■ **Figure record listings**:
________________________
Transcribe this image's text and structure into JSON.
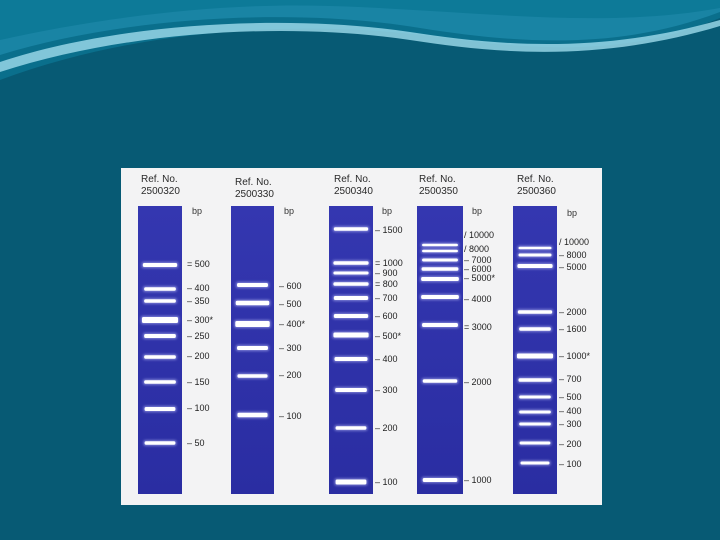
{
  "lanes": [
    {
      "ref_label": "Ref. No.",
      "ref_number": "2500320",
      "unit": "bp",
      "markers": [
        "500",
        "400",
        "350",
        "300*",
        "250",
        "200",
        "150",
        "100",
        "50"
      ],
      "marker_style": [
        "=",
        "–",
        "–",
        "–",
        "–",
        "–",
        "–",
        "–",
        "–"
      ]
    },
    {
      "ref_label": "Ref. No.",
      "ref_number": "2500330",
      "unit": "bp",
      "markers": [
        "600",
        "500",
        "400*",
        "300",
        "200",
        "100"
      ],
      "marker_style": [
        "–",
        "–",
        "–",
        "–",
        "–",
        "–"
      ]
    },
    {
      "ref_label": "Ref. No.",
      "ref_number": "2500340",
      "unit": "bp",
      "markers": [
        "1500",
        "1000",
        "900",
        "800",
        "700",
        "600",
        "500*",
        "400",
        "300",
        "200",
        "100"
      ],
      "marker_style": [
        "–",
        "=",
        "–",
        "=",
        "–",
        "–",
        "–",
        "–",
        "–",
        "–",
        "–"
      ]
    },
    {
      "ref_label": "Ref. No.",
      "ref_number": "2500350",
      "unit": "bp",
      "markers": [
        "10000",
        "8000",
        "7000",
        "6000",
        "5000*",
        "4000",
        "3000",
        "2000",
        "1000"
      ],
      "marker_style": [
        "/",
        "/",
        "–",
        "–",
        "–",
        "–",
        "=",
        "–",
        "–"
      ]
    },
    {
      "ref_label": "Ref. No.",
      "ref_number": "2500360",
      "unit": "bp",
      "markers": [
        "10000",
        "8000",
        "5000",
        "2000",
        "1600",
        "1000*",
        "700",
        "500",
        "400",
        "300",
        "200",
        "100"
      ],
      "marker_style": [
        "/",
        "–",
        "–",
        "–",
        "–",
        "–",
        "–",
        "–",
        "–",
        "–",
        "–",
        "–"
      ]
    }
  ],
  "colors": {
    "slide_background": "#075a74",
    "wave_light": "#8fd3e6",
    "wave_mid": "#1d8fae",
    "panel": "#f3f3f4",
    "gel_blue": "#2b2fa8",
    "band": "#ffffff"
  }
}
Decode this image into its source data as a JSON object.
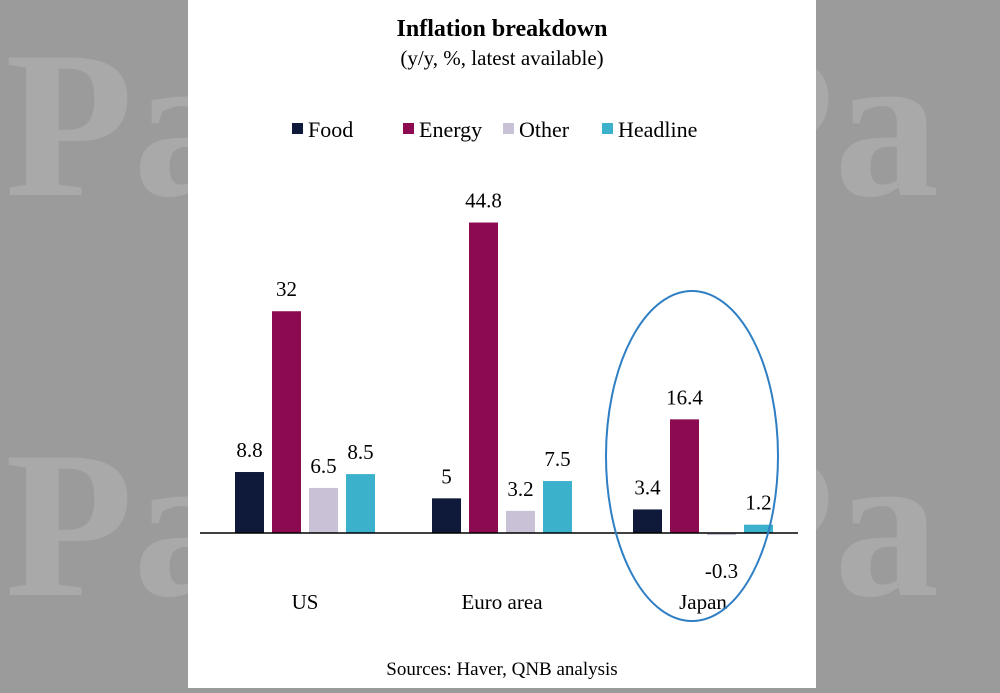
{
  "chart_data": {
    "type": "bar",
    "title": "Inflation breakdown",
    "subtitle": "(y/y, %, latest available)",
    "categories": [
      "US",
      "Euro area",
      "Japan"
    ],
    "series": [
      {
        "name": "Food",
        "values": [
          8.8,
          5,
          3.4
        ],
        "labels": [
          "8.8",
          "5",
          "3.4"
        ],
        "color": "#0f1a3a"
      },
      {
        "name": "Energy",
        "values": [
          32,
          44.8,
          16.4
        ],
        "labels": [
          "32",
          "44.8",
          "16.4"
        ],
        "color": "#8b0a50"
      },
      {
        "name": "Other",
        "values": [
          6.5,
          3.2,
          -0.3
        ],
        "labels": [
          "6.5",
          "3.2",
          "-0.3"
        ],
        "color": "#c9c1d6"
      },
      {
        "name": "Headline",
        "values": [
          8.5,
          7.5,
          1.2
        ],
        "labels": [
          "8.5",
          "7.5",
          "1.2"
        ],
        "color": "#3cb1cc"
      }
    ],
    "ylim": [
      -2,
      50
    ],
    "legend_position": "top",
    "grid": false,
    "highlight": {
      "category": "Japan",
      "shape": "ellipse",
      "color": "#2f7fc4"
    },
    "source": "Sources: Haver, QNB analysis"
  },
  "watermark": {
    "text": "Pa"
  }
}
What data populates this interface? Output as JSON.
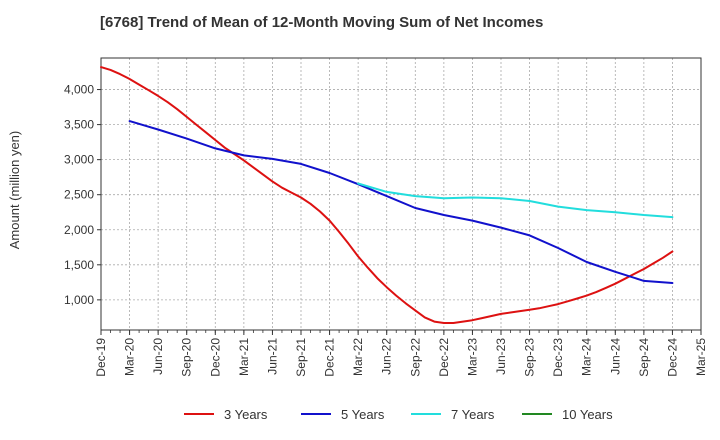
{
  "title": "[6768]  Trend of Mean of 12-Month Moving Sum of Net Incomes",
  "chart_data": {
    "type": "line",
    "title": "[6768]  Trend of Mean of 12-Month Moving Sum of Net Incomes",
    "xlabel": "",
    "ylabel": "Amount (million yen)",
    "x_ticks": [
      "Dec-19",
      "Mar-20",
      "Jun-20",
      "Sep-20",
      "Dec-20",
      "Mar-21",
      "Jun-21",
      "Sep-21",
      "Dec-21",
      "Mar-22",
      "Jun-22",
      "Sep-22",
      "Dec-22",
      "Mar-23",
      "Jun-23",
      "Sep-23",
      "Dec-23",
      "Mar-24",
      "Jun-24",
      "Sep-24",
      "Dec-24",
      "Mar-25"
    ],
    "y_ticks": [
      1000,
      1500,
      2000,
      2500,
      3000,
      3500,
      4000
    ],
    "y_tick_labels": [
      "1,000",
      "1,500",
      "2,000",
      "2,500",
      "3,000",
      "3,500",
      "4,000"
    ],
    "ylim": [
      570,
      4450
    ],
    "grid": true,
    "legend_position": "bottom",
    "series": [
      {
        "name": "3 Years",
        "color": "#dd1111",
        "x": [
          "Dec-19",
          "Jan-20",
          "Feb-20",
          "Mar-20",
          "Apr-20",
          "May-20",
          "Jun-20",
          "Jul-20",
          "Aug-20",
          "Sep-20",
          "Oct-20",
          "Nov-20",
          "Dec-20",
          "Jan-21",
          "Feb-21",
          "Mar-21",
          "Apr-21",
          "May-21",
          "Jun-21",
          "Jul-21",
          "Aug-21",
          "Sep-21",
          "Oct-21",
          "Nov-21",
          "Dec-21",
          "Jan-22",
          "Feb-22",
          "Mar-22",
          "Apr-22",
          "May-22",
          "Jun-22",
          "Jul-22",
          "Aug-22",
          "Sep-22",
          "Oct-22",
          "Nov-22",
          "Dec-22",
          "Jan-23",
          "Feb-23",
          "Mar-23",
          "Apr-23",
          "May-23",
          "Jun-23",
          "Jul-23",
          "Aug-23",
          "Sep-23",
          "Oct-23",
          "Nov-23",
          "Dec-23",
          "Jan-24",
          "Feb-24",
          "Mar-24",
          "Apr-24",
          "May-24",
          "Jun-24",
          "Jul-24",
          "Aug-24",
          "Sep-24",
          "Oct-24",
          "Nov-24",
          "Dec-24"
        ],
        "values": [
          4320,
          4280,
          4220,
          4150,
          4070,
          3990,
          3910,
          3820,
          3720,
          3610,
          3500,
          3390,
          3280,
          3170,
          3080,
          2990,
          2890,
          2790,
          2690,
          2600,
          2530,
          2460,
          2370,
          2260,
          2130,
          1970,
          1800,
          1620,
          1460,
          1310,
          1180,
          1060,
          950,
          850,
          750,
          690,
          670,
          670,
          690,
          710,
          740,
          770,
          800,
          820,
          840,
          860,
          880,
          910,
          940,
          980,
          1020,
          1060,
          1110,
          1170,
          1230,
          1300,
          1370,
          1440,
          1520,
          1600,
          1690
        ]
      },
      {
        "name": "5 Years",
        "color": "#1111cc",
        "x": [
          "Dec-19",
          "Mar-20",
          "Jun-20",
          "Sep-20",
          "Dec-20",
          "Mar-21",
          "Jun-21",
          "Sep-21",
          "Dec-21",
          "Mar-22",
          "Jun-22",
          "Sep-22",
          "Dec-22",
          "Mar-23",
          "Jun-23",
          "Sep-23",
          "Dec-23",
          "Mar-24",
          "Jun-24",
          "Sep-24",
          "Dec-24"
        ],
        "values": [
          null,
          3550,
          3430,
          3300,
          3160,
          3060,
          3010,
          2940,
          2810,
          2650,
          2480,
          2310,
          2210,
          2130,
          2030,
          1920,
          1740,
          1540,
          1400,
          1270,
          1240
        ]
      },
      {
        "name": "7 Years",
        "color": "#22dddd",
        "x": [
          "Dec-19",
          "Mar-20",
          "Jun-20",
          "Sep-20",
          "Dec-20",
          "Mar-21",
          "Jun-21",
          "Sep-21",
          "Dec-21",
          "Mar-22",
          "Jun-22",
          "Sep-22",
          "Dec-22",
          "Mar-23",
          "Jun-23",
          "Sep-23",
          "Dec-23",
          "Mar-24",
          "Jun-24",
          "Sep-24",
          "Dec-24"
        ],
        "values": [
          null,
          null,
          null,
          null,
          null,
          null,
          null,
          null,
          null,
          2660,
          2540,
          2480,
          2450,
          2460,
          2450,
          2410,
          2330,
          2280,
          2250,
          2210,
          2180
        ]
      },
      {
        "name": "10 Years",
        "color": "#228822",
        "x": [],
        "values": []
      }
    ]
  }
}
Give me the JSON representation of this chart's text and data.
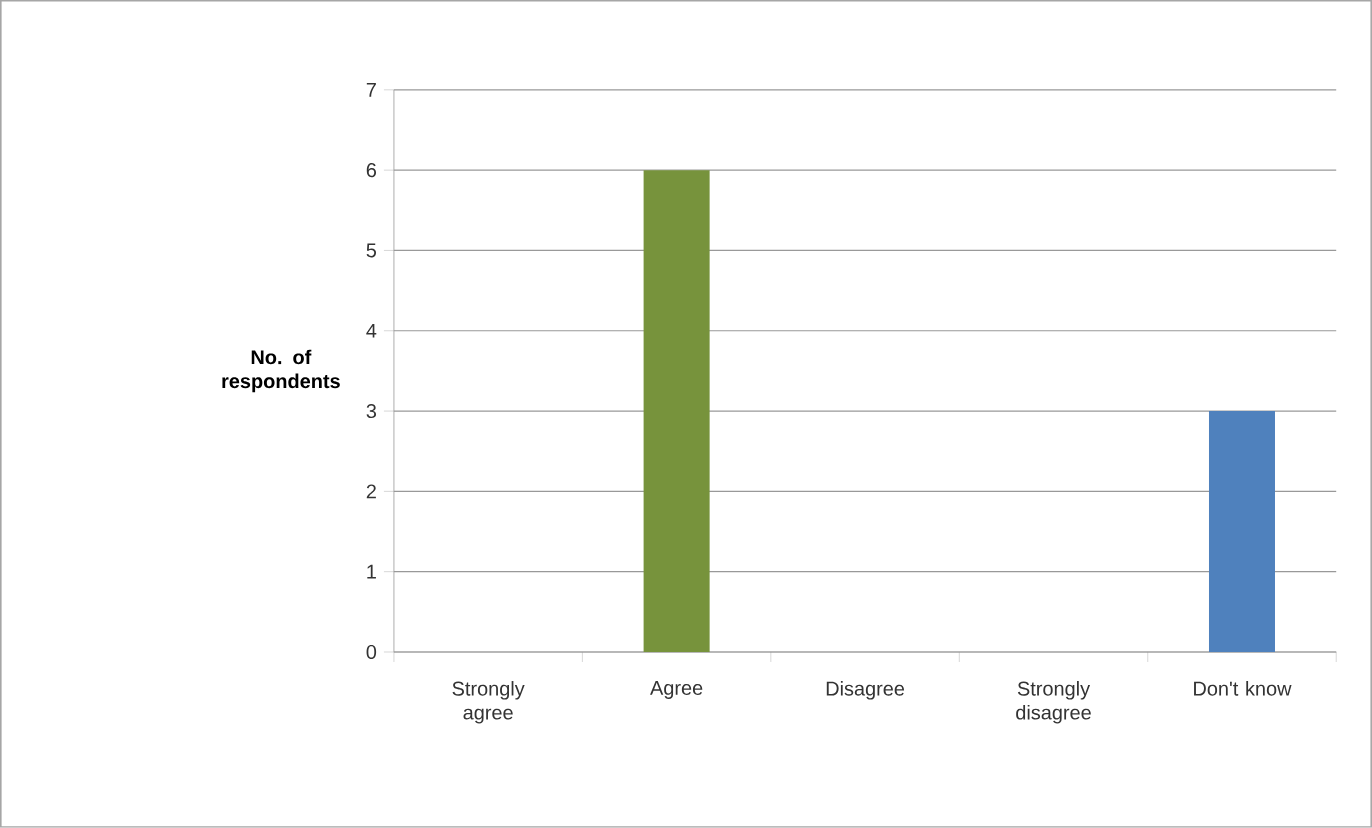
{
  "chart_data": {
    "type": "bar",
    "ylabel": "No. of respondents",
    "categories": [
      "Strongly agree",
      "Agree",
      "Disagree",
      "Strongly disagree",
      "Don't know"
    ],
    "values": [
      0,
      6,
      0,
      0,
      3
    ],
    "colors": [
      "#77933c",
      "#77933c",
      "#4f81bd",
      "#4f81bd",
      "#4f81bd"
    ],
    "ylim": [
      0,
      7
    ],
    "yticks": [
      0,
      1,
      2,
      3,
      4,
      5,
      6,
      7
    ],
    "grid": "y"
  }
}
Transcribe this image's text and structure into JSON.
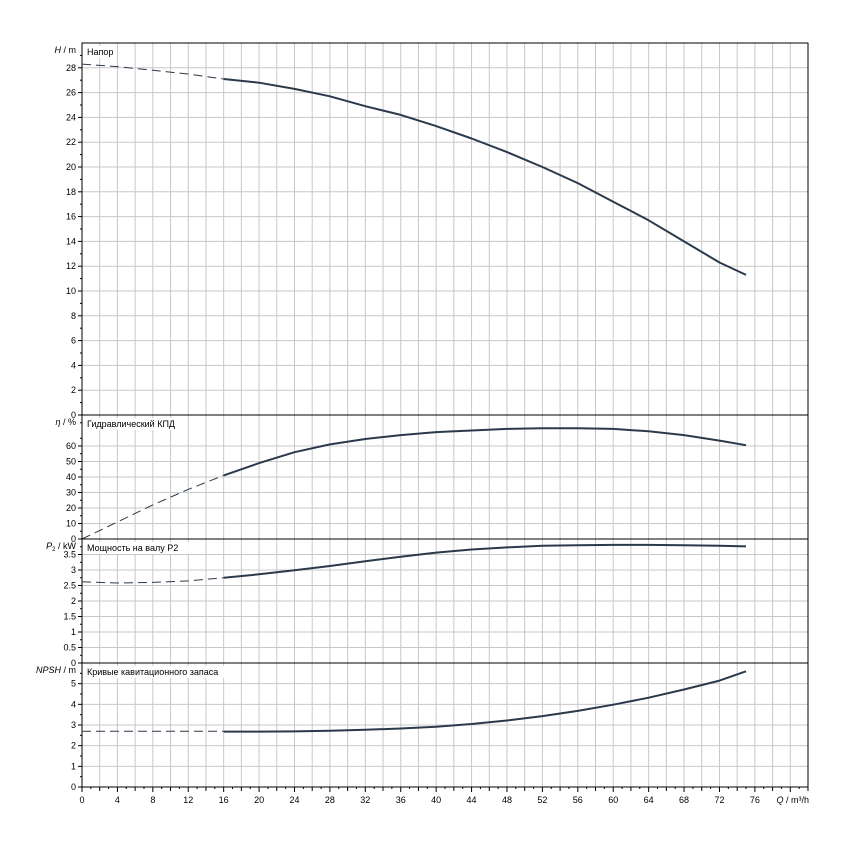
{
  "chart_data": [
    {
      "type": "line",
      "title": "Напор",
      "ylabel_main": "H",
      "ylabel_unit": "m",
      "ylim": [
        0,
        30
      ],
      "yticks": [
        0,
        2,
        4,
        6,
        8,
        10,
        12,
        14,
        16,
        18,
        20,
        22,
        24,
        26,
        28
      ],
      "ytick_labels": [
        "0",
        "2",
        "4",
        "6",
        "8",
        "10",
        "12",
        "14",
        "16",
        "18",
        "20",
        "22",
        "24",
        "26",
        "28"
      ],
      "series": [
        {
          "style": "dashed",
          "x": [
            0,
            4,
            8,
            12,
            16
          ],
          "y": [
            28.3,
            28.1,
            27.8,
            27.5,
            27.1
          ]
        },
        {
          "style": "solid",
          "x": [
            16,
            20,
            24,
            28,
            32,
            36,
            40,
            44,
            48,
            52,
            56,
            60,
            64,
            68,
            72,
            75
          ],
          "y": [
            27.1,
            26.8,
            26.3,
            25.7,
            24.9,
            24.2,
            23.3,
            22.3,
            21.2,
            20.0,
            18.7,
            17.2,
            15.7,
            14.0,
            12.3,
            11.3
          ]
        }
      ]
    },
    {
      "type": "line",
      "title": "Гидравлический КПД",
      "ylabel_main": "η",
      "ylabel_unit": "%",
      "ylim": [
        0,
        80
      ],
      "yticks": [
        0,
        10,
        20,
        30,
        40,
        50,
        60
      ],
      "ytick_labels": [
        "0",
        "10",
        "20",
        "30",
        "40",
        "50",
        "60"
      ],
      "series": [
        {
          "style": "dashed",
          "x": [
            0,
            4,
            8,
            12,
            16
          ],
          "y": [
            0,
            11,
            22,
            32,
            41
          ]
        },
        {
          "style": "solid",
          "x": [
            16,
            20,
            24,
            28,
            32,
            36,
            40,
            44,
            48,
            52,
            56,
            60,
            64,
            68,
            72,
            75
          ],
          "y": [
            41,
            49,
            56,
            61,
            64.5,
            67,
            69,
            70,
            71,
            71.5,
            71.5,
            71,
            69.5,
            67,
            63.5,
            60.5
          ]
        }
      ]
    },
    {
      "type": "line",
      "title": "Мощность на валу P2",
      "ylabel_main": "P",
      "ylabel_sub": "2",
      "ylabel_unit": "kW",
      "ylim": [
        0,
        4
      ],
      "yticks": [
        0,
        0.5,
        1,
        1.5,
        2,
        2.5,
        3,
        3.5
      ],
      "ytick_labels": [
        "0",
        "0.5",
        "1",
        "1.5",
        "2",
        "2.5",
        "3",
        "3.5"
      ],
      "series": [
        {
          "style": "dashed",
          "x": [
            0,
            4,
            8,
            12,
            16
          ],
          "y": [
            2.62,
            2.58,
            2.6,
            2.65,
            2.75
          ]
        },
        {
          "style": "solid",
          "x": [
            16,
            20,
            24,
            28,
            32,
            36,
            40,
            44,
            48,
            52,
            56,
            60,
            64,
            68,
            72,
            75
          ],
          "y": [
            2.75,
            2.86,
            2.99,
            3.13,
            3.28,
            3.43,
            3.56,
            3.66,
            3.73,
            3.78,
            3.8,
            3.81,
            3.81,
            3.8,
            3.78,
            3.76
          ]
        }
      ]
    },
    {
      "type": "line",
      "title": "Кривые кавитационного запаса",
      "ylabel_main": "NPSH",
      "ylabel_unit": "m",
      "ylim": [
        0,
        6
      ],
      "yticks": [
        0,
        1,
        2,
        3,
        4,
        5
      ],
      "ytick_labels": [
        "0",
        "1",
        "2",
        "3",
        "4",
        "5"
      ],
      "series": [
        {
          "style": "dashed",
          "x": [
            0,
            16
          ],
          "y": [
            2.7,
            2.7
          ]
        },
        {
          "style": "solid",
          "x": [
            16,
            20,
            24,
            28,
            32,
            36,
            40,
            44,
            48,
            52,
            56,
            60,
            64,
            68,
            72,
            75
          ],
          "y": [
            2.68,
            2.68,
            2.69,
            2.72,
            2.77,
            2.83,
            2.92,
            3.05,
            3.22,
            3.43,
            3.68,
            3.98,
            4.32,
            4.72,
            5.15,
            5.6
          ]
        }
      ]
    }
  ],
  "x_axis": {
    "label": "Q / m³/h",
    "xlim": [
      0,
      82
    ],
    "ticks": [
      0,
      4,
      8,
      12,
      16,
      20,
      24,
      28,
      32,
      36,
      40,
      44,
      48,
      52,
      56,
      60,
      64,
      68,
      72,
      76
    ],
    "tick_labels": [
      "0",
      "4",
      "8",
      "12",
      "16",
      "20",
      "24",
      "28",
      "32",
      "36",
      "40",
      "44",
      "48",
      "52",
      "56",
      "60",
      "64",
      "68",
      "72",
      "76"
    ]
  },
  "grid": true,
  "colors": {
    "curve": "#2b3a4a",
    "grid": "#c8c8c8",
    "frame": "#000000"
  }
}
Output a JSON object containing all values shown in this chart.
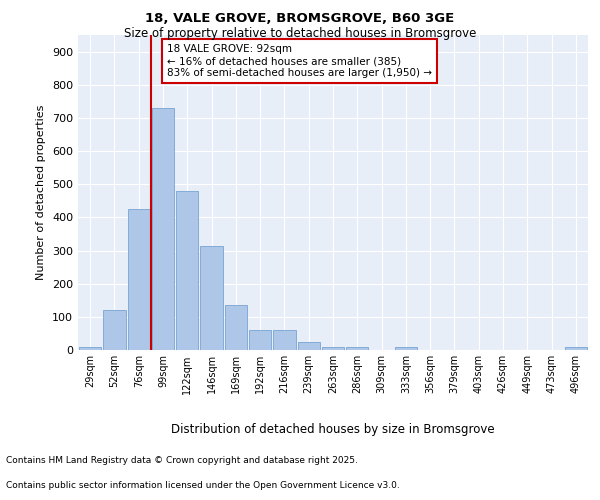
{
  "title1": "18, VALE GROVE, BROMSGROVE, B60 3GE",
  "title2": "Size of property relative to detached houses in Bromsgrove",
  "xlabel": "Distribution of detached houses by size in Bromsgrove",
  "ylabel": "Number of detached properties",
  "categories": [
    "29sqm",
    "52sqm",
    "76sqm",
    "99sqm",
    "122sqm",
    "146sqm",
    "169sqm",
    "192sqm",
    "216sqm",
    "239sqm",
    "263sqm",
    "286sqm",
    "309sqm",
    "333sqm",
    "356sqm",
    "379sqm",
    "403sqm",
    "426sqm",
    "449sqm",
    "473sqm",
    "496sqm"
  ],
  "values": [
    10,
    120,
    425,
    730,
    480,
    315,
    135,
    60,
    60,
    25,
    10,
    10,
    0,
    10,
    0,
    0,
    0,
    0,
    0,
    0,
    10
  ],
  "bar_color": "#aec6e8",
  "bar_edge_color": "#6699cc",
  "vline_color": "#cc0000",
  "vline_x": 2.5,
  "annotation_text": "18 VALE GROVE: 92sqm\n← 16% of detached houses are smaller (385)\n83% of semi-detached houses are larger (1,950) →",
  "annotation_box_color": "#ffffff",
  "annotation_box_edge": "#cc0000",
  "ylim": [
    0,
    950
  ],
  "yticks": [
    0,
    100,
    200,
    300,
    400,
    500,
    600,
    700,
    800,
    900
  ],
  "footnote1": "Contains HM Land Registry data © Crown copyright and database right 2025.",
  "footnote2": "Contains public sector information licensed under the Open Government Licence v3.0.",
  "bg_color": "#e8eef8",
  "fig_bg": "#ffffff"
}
________________________
■ **YOUR INSTRUCTIONS**:
Your task is to gather every line with the word "houses" and copy it.

■ **COMPLETED TASK**:
  "title2": "Size of property relative to detached houses in Bromsgrove",
  "xlabel": "Distribution of detached houses by size in Bromsgrove",
  "annotation_text": "18 VALE GROVE: 92sqm\n← 16% of detached houses are smaller (385)\n83% of semi-detached houses are larger (1,950) →",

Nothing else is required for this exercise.